— start of Dataset extract —
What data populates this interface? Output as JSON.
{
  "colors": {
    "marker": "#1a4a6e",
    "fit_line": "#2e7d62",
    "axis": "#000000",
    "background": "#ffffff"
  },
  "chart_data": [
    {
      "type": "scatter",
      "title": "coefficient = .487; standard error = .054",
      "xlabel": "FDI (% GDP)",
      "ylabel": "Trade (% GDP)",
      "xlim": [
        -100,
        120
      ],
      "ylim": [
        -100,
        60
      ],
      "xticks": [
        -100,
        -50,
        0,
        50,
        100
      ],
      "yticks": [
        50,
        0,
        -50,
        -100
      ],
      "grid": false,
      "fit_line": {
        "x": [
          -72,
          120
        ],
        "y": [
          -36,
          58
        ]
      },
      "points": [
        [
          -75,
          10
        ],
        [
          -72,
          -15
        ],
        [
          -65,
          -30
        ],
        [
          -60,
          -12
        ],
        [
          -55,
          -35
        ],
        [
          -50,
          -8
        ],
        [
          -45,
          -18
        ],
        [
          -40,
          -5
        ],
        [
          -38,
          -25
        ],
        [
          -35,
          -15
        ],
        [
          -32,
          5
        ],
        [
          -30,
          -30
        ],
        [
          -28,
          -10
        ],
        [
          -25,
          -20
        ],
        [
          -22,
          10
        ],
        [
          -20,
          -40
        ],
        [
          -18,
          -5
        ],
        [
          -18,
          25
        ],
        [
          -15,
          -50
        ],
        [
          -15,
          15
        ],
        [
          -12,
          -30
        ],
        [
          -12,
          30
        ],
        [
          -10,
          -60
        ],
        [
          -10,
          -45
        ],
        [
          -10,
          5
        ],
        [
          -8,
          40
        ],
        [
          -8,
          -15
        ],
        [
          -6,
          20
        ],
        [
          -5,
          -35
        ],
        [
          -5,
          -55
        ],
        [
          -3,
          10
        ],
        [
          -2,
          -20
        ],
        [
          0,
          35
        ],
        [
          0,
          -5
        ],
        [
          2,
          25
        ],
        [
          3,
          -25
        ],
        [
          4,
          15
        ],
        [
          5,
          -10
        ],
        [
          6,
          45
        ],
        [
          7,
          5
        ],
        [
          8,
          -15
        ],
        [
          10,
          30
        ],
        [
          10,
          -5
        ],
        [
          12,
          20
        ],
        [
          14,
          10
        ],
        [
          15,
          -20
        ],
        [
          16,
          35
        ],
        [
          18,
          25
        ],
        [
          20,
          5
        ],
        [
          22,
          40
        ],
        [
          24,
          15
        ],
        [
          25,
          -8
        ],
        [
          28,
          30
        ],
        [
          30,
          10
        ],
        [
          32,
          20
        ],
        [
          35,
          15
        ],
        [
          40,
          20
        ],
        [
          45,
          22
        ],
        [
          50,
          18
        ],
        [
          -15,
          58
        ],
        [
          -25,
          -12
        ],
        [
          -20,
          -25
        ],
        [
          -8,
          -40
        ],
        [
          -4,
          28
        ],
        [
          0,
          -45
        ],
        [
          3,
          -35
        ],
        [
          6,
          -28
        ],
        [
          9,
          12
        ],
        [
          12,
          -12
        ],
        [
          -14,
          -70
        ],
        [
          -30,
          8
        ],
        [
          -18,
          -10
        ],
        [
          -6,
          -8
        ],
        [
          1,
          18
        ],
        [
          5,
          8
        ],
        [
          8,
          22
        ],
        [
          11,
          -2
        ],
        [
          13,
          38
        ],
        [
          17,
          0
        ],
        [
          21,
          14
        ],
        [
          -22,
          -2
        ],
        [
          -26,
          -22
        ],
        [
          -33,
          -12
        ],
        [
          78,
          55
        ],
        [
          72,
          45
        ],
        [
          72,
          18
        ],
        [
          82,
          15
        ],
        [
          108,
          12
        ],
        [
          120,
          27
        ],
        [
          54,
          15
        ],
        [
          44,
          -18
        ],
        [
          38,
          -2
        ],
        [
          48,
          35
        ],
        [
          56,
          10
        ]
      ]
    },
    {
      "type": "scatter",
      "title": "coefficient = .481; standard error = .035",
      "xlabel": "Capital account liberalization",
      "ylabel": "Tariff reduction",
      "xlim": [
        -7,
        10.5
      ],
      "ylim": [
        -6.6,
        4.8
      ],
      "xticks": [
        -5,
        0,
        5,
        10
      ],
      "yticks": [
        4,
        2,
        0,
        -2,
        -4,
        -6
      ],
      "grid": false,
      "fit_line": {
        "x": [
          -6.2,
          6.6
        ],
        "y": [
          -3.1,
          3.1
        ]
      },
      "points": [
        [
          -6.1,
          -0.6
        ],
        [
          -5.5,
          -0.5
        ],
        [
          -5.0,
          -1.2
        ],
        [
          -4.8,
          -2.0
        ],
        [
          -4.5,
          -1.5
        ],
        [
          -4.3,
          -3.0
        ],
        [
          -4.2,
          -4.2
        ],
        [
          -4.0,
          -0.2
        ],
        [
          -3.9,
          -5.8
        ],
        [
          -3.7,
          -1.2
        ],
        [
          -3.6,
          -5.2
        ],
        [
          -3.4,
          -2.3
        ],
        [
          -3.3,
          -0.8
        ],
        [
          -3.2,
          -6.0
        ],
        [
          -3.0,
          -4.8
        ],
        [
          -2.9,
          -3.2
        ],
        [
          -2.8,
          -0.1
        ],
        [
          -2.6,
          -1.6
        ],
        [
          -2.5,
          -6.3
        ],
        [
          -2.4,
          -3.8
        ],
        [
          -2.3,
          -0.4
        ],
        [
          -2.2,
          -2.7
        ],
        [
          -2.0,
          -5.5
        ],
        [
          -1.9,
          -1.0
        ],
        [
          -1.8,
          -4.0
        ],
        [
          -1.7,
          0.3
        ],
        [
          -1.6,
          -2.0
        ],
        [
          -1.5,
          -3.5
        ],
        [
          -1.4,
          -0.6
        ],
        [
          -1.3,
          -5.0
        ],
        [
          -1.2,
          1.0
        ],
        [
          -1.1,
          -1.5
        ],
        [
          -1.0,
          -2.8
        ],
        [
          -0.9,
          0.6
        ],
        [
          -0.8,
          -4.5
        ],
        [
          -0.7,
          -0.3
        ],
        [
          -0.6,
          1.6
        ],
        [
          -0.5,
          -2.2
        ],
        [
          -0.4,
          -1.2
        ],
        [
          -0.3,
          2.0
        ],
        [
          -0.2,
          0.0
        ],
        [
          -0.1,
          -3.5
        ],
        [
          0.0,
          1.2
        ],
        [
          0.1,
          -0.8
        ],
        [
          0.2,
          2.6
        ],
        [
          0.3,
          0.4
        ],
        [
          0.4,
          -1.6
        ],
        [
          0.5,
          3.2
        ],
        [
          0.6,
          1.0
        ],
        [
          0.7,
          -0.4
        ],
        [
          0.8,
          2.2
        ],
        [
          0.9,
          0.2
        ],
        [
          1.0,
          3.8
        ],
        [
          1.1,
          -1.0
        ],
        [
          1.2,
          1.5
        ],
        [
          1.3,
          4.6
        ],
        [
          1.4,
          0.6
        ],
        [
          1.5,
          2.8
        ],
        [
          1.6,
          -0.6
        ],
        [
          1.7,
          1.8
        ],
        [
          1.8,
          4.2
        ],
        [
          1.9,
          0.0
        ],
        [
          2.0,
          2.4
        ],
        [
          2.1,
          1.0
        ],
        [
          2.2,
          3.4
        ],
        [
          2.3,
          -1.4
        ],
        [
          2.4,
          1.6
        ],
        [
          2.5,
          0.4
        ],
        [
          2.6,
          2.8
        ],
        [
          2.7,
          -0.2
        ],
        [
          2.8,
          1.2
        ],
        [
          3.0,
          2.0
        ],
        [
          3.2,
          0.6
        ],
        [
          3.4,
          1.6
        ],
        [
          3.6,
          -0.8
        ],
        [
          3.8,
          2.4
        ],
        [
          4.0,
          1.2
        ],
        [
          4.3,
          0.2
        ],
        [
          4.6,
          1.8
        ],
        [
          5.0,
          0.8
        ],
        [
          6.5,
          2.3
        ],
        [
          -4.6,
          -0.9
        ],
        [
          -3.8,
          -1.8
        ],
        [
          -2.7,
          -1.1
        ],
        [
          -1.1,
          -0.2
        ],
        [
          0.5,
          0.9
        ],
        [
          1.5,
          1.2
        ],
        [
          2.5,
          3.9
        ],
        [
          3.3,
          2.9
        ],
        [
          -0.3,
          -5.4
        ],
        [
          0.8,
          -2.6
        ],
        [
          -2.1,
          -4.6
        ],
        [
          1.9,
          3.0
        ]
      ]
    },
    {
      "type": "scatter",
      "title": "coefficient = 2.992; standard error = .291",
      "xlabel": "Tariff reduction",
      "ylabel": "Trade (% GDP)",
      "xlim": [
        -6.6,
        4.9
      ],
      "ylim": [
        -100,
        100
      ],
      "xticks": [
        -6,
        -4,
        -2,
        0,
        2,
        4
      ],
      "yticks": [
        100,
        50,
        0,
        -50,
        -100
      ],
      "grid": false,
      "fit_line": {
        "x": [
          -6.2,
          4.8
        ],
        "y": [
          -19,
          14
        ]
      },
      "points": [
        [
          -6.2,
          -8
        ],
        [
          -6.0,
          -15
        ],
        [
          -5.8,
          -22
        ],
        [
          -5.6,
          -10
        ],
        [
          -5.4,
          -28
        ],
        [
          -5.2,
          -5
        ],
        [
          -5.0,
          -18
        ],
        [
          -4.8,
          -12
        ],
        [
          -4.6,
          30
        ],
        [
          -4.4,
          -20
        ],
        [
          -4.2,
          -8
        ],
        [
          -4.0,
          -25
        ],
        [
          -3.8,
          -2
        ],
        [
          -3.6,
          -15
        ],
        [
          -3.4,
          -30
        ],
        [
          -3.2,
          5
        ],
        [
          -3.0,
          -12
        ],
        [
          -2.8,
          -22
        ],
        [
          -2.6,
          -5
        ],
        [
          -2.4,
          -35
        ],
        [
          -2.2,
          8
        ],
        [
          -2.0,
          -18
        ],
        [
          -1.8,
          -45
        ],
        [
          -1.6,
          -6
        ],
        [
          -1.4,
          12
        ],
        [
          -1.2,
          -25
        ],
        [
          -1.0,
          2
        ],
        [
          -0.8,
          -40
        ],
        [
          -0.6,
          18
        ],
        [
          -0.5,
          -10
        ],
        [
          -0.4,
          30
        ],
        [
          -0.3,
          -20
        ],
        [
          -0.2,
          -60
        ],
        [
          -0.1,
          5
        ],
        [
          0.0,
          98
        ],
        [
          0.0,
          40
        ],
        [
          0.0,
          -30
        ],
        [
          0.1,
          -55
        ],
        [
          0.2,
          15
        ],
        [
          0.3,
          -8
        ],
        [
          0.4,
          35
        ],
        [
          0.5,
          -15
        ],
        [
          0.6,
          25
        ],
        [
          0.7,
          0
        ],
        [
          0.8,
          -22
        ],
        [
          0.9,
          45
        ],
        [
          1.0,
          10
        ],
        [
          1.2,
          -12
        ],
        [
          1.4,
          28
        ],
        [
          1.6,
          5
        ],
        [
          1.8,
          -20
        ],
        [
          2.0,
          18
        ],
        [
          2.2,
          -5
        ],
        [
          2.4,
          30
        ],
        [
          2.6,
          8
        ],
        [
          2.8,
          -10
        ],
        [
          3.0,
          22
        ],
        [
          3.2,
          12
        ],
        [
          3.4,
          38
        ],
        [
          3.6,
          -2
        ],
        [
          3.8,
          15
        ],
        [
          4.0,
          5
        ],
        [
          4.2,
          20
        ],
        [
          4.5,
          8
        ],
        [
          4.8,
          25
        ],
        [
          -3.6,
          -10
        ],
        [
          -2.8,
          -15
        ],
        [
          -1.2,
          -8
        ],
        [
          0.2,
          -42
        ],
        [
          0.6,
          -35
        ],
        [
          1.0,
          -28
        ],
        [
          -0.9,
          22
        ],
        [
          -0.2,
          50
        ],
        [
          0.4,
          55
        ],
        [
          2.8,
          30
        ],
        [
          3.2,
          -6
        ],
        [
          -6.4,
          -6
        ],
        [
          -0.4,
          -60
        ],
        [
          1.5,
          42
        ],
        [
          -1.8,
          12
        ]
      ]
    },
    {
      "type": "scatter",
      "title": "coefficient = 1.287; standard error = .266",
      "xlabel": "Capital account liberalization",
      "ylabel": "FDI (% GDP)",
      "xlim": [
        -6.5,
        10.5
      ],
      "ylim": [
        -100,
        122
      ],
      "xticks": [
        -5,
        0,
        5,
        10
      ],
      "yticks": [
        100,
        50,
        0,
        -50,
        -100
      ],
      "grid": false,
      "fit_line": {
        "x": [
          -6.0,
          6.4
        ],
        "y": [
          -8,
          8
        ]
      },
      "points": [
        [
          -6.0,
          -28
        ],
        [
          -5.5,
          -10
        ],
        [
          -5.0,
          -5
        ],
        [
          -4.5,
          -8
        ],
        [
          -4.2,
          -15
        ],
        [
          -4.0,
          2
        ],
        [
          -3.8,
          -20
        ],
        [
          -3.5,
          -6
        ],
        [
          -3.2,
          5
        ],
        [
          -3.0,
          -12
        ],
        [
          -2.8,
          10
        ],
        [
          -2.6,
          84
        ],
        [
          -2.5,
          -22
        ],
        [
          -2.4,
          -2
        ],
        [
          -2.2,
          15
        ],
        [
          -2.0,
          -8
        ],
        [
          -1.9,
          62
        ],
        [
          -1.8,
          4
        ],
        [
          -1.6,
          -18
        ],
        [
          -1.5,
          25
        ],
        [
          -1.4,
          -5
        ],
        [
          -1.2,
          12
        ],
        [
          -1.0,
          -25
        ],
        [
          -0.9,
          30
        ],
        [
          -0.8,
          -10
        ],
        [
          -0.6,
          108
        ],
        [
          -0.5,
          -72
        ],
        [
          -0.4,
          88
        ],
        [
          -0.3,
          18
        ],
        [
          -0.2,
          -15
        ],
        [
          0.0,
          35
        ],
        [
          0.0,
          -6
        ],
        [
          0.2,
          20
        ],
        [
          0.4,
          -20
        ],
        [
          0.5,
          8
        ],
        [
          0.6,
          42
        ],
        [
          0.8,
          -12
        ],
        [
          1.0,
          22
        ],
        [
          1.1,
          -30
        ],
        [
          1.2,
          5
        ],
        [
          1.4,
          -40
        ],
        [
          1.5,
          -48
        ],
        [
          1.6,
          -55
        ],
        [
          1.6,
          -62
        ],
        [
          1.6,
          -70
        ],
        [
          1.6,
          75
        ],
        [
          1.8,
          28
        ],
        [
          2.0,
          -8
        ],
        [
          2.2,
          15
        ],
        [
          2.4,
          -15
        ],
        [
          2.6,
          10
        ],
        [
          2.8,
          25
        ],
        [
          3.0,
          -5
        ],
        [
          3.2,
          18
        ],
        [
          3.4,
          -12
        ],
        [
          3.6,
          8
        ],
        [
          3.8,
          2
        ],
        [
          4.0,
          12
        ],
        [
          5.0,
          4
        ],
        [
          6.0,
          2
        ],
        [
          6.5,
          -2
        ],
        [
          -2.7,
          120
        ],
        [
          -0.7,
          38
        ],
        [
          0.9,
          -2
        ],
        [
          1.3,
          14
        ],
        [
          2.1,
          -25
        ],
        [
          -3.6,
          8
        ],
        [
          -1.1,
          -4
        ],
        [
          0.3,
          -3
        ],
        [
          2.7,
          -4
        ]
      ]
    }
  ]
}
— end of Dataset extract —
Problem details
Find each line holding the word "title" and copy it.

Result
      "title": "coefficient = .487; standard error = .054",
      "title": "coefficient = .481; standard error = .035",
      "title": "coefficient = 2.992; standard error = .291",
      "title": "coefficient = 1.287; standard error = .266",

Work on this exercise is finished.